Start of Block

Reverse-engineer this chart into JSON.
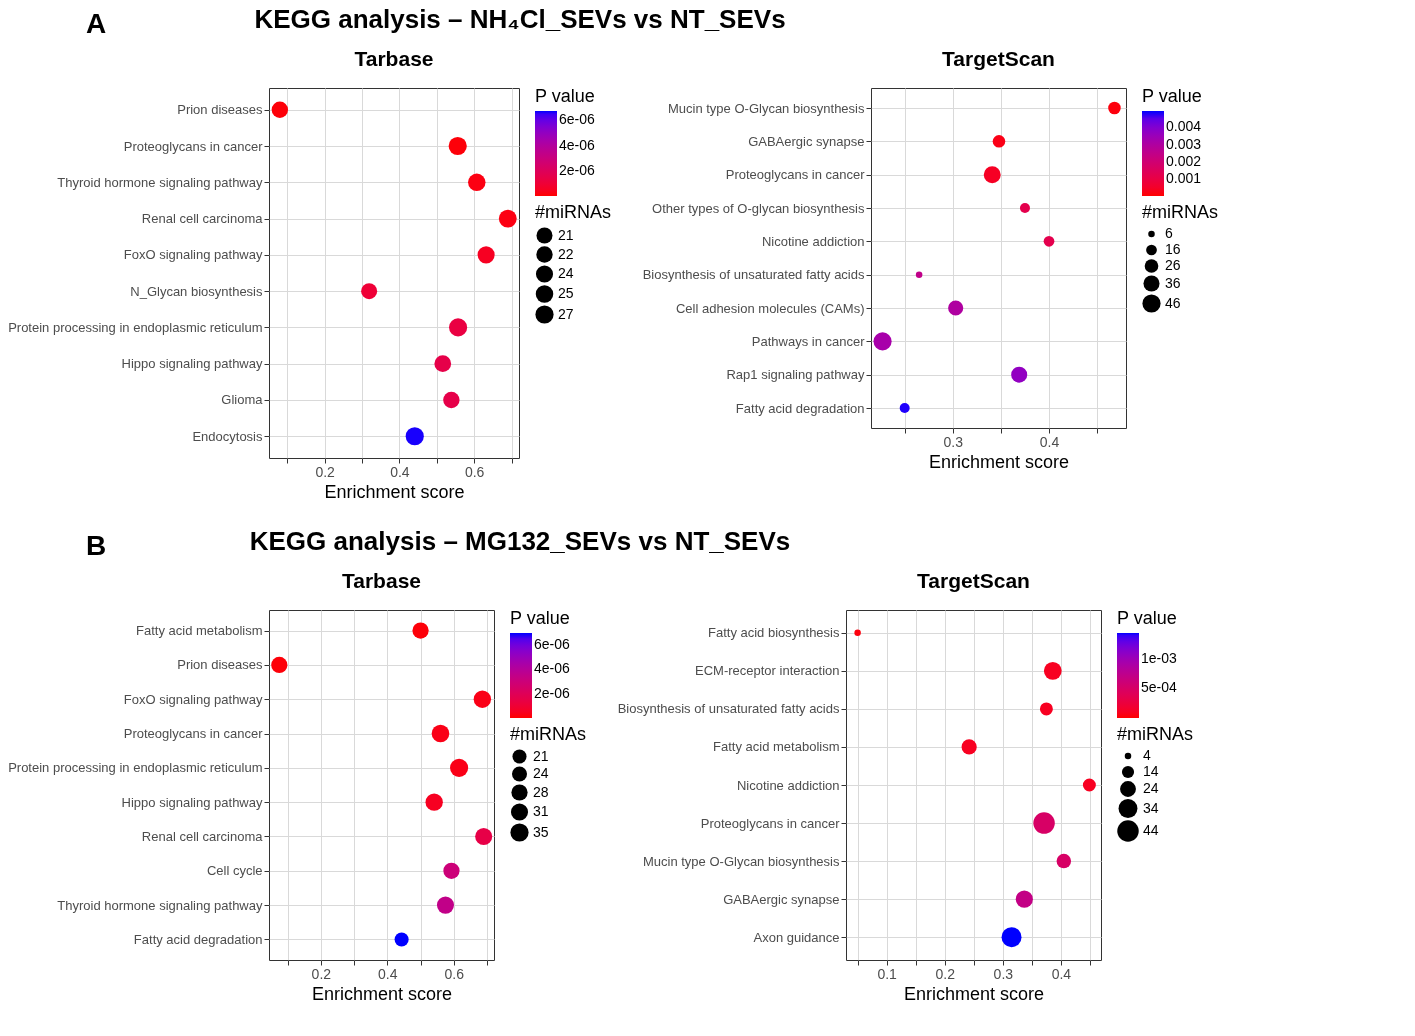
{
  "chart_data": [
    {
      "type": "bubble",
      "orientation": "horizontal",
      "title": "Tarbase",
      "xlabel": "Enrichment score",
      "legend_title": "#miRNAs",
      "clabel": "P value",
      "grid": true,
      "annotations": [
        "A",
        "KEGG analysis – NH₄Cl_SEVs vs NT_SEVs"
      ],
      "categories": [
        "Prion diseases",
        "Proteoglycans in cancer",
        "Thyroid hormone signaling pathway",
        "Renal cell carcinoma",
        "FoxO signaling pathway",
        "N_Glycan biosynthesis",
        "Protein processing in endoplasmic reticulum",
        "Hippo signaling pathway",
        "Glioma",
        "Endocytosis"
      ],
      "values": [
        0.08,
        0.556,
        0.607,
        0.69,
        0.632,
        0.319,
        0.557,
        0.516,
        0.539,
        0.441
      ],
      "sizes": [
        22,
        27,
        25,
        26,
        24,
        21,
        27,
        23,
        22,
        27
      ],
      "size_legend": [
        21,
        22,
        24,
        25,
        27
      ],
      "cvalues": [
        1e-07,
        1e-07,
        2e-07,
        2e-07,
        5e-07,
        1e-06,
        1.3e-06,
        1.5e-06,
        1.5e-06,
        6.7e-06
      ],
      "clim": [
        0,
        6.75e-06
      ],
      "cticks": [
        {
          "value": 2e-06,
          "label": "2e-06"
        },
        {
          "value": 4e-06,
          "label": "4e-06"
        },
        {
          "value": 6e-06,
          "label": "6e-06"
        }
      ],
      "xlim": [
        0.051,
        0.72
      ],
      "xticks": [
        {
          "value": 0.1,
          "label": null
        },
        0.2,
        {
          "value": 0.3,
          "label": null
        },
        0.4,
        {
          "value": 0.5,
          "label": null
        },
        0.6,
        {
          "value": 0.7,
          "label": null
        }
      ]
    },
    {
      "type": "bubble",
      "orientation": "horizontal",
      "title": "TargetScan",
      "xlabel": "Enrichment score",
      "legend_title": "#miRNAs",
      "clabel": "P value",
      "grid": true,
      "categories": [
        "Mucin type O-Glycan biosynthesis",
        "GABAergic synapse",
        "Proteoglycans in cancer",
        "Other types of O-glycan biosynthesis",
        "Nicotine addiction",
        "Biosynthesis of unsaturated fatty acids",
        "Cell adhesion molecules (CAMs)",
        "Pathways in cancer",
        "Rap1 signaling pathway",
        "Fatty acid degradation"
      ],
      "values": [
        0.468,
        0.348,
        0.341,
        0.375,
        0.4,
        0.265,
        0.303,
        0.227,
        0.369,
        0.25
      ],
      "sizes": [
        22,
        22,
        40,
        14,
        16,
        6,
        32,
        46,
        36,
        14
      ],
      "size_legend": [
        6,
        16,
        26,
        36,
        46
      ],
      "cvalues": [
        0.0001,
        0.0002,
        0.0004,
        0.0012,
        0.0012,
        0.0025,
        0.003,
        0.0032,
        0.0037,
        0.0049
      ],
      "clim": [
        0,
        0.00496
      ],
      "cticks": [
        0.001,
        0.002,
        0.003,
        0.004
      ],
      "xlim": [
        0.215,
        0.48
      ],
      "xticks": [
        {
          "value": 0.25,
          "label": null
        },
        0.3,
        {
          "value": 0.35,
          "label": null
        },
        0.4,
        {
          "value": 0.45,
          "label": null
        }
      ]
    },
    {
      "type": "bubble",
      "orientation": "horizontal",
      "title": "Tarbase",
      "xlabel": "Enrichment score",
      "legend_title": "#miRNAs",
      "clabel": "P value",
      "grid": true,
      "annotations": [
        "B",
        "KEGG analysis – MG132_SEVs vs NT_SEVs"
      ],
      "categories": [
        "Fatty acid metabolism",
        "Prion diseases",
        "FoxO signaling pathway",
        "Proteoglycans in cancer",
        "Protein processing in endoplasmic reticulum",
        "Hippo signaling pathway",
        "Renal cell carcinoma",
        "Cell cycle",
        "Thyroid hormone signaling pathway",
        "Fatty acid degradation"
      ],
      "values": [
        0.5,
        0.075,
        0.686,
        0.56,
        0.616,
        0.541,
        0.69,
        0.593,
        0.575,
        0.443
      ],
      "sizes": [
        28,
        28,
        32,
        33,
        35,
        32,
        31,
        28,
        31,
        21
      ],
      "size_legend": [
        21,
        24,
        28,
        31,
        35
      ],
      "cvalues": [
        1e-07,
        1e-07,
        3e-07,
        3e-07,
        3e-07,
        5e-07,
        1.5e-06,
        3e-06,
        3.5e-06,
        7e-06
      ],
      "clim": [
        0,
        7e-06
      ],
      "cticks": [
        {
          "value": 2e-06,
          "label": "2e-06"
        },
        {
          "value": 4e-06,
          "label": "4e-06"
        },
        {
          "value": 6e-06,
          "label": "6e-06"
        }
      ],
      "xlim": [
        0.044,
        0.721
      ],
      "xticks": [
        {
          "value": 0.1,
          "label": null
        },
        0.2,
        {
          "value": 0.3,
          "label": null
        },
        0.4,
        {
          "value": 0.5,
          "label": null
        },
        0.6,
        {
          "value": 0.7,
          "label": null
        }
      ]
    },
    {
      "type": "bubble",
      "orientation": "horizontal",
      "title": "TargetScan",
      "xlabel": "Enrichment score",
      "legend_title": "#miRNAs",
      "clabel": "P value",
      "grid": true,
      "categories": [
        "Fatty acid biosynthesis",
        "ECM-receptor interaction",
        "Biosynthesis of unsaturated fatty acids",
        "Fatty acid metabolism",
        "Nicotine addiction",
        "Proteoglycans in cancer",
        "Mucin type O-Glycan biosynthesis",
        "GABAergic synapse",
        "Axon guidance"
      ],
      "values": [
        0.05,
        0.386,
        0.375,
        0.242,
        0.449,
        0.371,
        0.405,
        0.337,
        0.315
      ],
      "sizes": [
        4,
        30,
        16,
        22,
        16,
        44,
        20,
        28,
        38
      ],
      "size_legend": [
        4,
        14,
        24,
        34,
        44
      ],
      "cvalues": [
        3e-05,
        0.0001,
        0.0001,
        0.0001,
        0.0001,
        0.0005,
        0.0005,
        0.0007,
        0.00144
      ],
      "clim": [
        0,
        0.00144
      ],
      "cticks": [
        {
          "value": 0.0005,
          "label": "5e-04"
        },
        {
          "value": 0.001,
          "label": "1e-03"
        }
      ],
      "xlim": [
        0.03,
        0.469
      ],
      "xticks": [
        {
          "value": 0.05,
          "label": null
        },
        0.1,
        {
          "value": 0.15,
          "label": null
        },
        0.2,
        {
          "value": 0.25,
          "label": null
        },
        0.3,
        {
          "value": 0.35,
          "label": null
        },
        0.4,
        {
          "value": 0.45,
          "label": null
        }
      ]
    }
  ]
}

End of Block

**About this task**
Output the material word for word, omitting its pictures.

**Written response**
Reverse-engineer this chart into JSON.
{
  "chart_data": [
    {
      "type": "bubble",
      "orientation": "horizontal",
      "title": "Tarbase",
      "xlabel": "Enrichment score",
      "legend_title": "#miRNAs",
      "clabel": "P value",
      "grid": true,
      "annotations": [
        "A",
        "KEGG analysis – NH₄Cl_SEVs vs NT_SEVs"
      ],
      "categories": [
        "Prion diseases",
        "Proteoglycans in cancer",
        "Thyroid hormone signaling pathway",
        "Renal cell carcinoma",
        "FoxO signaling pathway",
        "N_Glycan biosynthesis",
        "Protein processing in endoplasmic reticulum",
        "Hippo signaling pathway",
        "Glioma",
        "Endocytosis"
      ],
      "values": [
        0.08,
        0.556,
        0.607,
        0.69,
        0.632,
        0.319,
        0.557,
        0.516,
        0.539,
        0.441
      ],
      "sizes": [
        22,
        27,
        25,
        26,
        24,
        21,
        27,
        23,
        22,
        27
      ],
      "size_legend": [
        21,
        22,
        24,
        25,
        27
      ],
      "cvalues": [
        1e-07,
        1e-07,
        2e-07,
        2e-07,
        5e-07,
        1e-06,
        1.3e-06,
        1.5e-06,
        1.5e-06,
        6.7e-06
      ],
      "clim": [
        0,
        6.75e-06
      ],
      "cticks": [
        {
          "value": 2e-06,
          "label": "2e-06"
        },
        {
          "value": 4e-06,
          "label": "4e-06"
        },
        {
          "value": 6e-06,
          "label": "6e-06"
        }
      ],
      "xlim": [
        0.051,
        0.72
      ],
      "xticks": [
        {
          "value": 0.1,
          "label": null
        },
        0.2,
        {
          "value": 0.3,
          "label": null
        },
        0.4,
        {
          "value": 0.5,
          "label": null
        },
        0.6,
        {
          "value": 0.7,
          "label": null
        }
      ]
    },
    {
      "type": "bubble",
      "orientation": "horizontal",
      "title": "TargetScan",
      "xlabel": "Enrichment score",
      "legend_title": "#miRNAs",
      "clabel": "P value",
      "grid": true,
      "categories": [
        "Mucin type O-Glycan biosynthesis",
        "GABAergic synapse",
        "Proteoglycans in cancer",
        "Other types of O-glycan biosynthesis",
        "Nicotine addiction",
        "Biosynthesis of unsaturated fatty acids",
        "Cell adhesion molecules (CAMs)",
        "Pathways in cancer",
        "Rap1 signaling pathway",
        "Fatty acid degradation"
      ],
      "values": [
        0.468,
        0.348,
        0.341,
        0.375,
        0.4,
        0.265,
        0.303,
        0.227,
        0.369,
        0.25
      ],
      "sizes": [
        22,
        22,
        40,
        14,
        16,
        6,
        32,
        46,
        36,
        14
      ],
      "size_legend": [
        6,
        16,
        26,
        36,
        46
      ],
      "cvalues": [
        0.0001,
        0.0002,
        0.0004,
        0.0012,
        0.0012,
        0.0025,
        0.003,
        0.0032,
        0.0037,
        0.0049
      ],
      "clim": [
        0,
        0.00496
      ],
      "cticks": [
        0.001,
        0.002,
        0.003,
        0.004
      ],
      "xlim": [
        0.215,
        0.48
      ],
      "xticks": [
        {
          "value": 0.25,
          "label": null
        },
        0.3,
        {
          "value": 0.35,
          "label": null
        },
        0.4,
        {
          "value": 0.45,
          "label": null
        }
      ]
    },
    {
      "type": "bubble",
      "orientation": "horizontal",
      "title": "Tarbase",
      "xlabel": "Enrichment score",
      "legend_title": "#miRNAs",
      "clabel": "P value",
      "grid": true,
      "annotations": [
        "B",
        "KEGG analysis – MG132_SEVs vs NT_SEVs"
      ],
      "categories": [
        "Fatty acid metabolism",
        "Prion diseases",
        "FoxO signaling pathway",
        "Proteoglycans in cancer",
        "Protein processing in endoplasmic reticulum",
        "Hippo signaling pathway",
        "Renal cell carcinoma",
        "Cell cycle",
        "Thyroid hormone signaling pathway",
        "Fatty acid degradation"
      ],
      "values": [
        0.5,
        0.075,
        0.686,
        0.56,
        0.616,
        0.541,
        0.69,
        0.593,
        0.575,
        0.443
      ],
      "sizes": [
        28,
        28,
        32,
        33,
        35,
        32,
        31,
        28,
        31,
        21
      ],
      "size_legend": [
        21,
        24,
        28,
        31,
        35
      ],
      "cvalues": [
        1e-07,
        1e-07,
        3e-07,
        3e-07,
        3e-07,
        5e-07,
        1.5e-06,
        3e-06,
        3.5e-06,
        7e-06
      ],
      "clim": [
        0,
        7e-06
      ],
      "cticks": [
        {
          "value": 2e-06,
          "label": "2e-06"
        },
        {
          "value": 4e-06,
          "label": "4e-06"
        },
        {
          "value": 6e-06,
          "label": "6e-06"
        }
      ],
      "xlim": [
        0.044,
        0.721
      ],
      "xticks": [
        {
          "value": 0.1,
          "label": null
        },
        0.2,
        {
          "value": 0.3,
          "label": null
        },
        0.4,
        {
          "value": 0.5,
          "label": null
        },
        0.6,
        {
          "value": 0.7,
          "label": null
        }
      ]
    },
    {
      "type": "bubble",
      "orientation": "horizontal",
      "title": "TargetScan",
      "xlabel": "Enrichment score",
      "legend_title": "#miRNAs",
      "clabel": "P value",
      "grid": true,
      "categories": [
        "Fatty acid biosynthesis",
        "ECM-receptor interaction",
        "Biosynthesis of unsaturated fatty acids",
        "Fatty acid metabolism",
        "Nicotine addiction",
        "Proteoglycans in cancer",
        "Mucin type O-Glycan biosynthesis",
        "GABAergic synapse",
        "Axon guidance"
      ],
      "values": [
        0.05,
        0.386,
        0.375,
        0.242,
        0.449,
        0.371,
        0.405,
        0.337,
        0.315
      ],
      "sizes": [
        4,
        30,
        16,
        22,
        16,
        44,
        20,
        28,
        38
      ],
      "size_legend": [
        4,
        14,
        24,
        34,
        44
      ],
      "cvalues": [
        3e-05,
        0.0001,
        0.0001,
        0.0001,
        0.0001,
        0.0005,
        0.0005,
        0.0007,
        0.00144
      ],
      "clim": [
        0,
        0.00144
      ],
      "cticks": [
        {
          "value": 0.0005,
          "label": "5e-04"
        },
        {
          "value": 0.001,
          "label": "1e-03"
        }
      ],
      "xlim": [
        0.03,
        0.469
      ],
      "xticks": [
        {
          "value": 0.05,
          "label": null
        },
        0.1,
        {
          "value": 0.15,
          "label": null
        },
        0.2,
        {
          "value": 0.25,
          "label": null
        },
        0.3,
        {
          "value": 0.35,
          "label": null
        },
        0.4,
        {
          "value": 0.45,
          "label": null
        }
      ]
    }
  ]
}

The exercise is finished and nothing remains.